→ **Given instruction**:
Reproduce each of the following lines of data word for word.

→ **Excerpted data**:
——————————

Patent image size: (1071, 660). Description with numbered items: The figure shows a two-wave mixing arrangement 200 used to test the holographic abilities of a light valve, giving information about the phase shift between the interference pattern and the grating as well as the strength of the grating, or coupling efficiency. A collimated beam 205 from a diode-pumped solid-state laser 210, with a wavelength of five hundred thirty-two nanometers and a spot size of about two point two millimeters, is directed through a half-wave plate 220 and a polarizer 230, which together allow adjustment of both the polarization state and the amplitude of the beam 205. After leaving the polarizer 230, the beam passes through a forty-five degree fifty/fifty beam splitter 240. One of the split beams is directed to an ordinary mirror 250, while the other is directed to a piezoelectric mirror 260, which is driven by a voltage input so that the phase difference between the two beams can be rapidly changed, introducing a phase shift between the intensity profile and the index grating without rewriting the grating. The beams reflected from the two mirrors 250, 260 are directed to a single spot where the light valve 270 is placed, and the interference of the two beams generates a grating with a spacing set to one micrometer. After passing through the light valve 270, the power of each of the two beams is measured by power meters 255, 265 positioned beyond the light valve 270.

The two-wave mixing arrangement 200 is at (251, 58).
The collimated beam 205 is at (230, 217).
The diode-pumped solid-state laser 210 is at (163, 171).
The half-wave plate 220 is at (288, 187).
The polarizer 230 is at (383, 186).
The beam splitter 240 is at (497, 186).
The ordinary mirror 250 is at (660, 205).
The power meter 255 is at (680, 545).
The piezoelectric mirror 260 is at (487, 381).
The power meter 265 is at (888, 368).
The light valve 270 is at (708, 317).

——————————

→ **Exercise output**:
Patent image size: (1071, 660). Description with numbered items: The figure shows a two-wave mixing arrangement 200 used to test the holographic abilities of a light valve, giving information about the phase shift between the interference pattern and the grating as well as the strength of the grating, or coupling efficiency. A collimated beam 205 from a diode-pumped solid-state laser 210, with a wavelength of five hundred thirty-two nanometers and a spot size of about two point two millimeters, is directed through a half-wave plate 220 and a polarizer 230, which together allow adjustment of both the polarization state and the amplitude of the beam 205. After leaving the polarizer 230, the beam passes through a forty-five degree fifty/fifty beam splitter 240. One of the split beams is directed to an ordinary mirror 250, while the other is directed to a piezoelectric mirror 260, which is driven by a voltage input so that the phase difference between the two beams can be rapidly changed, introducing a phase shift between the intensity profile and the index grating without rewriting the grating. The beams reflected from the two mirrors 250, 260 are directed to a single spot where the light valve 270 is placed, and the interference of the two beams generates a grating with a spacing set to one micrometer. After passing through the light valve 270, the power of each of the two beams is measured by power meters 255, 265 positioned beyond the light valve 270.

The two-wave mixing arrangement 200 is at (251, 58).
The collimated beam 205 is at (230, 217).
The diode-pumped solid-state laser 210 is at (163, 171).
The half-wave plate 220 is at (288, 187).
The polarizer 230 is at (383, 186).
The beam splitter 240 is at (497, 186).
The ordinary mirror 250 is at (660, 205).
The power meter 255 is at (680, 545).
The piezoelectric mirror 260 is at (487, 381).
The power meter 265 is at (888, 368).
The light valve 270 is at (708, 317).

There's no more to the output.